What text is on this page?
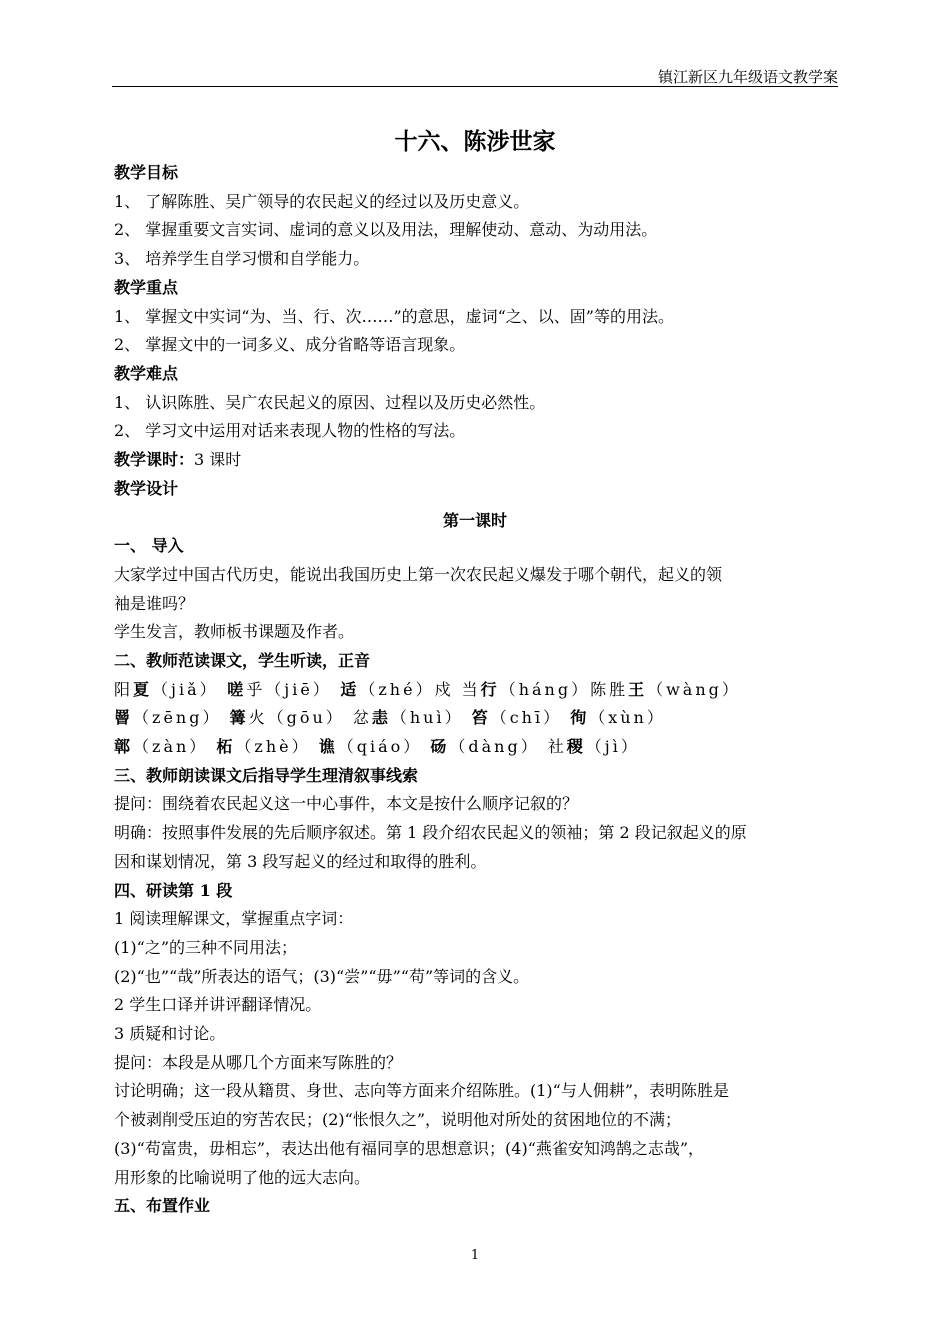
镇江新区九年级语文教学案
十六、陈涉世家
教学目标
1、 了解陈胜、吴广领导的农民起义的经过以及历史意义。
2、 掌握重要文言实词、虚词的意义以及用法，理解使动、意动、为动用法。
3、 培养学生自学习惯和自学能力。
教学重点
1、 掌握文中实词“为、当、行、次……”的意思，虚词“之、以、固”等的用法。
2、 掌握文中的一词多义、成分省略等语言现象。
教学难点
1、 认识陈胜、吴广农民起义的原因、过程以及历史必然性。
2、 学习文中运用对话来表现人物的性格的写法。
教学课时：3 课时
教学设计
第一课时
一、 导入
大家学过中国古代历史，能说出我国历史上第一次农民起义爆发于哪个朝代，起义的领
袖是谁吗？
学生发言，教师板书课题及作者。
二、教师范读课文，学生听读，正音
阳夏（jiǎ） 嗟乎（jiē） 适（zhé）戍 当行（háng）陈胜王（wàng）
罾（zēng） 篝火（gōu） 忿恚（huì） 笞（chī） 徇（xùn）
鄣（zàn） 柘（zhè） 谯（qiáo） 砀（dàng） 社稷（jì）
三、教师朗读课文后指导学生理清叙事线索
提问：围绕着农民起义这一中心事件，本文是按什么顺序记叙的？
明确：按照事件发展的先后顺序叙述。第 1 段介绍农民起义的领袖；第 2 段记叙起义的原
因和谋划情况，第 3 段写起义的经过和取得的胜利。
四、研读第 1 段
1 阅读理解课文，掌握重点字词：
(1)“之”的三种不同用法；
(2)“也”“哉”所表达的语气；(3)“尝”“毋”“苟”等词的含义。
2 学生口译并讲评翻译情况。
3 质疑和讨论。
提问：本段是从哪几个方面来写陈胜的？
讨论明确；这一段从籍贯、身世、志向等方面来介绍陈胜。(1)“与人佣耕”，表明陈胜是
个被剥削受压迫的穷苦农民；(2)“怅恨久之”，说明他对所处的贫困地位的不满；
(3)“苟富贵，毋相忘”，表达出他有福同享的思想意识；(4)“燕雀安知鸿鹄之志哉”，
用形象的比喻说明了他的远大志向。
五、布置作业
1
_ _ _ _ _ _ _
**Short exercise:** Give every record back exactly as it reads, with no images.

**Full answer:**
What text is on this page?
镇江新区九年级语文教学案
十六、陈涉世家
教学目标
1、 了解陈胜、吴广领导的农民起义的经过以及历史意义。
2、 掌握重要文言实词、虚词的意义以及用法，理解使动、意动、为动用法。
3、 培养学生自学习惯和自学能力。
教学重点
1、 掌握文中实词“为、当、行、次……”的意思，虚词“之、以、固”等的用法。
2、 掌握文中的一词多义、成分省略等语言现象。
教学难点
1、 认识陈胜、吴广农民起义的原因、过程以及历史必然性。
2、 学习文中运用对话来表现人物的性格的写法。
教学课时：3 课时
教学设计
第一课时
一、 导入
大家学过中国古代历史，能说出我国历史上第一次农民起义爆发于哪个朝代，起义的领
袖是谁吗？
学生发言，教师板书课题及作者。
二、教师范读课文，学生听读，正音
阳夏（jiǎ） 嗟乎（jiē） 适（zhé）戍 当行（háng）陈胜王（wàng）
罾（zēng） 篝火（gōu） 忿恚（huì） 笞（chī） 徇（xùn）
鄣（zàn） 柘（zhè） 谯（qiáo） 砀（dàng） 社稷（jì）
三、教师朗读课文后指导学生理清叙事线索
提问：围绕着农民起义这一中心事件，本文是按什么顺序记叙的？
明确：按照事件发展的先后顺序叙述。第 1 段介绍农民起义的领袖；第 2 段记叙起义的原
因和谋划情况，第 3 段写起义的经过和取得的胜利。
四、研读第 1 段
1 阅读理解课文，掌握重点字词：
(1)“之”的三种不同用法；
(2)“也”“哉”所表达的语气；(3)“尝”“毋”“苟”等词的含义。
2 学生口译并讲评翻译情况。
3 质疑和讨论。
提问：本段是从哪几个方面来写陈胜的？
讨论明确；这一段从籍贯、身世、志向等方面来介绍陈胜。(1)“与人佣耕”，表明陈胜是
个被剥削受压迫的穷苦农民；(2)“怅恨久之”，说明他对所处的贫困地位的不满；
(3)“苟富贵，毋相忘”，表达出他有福同享的思想意识；(4)“燕雀安知鸿鹄之志哉”，
用形象的比喻说明了他的远大志向。
五、布置作业
1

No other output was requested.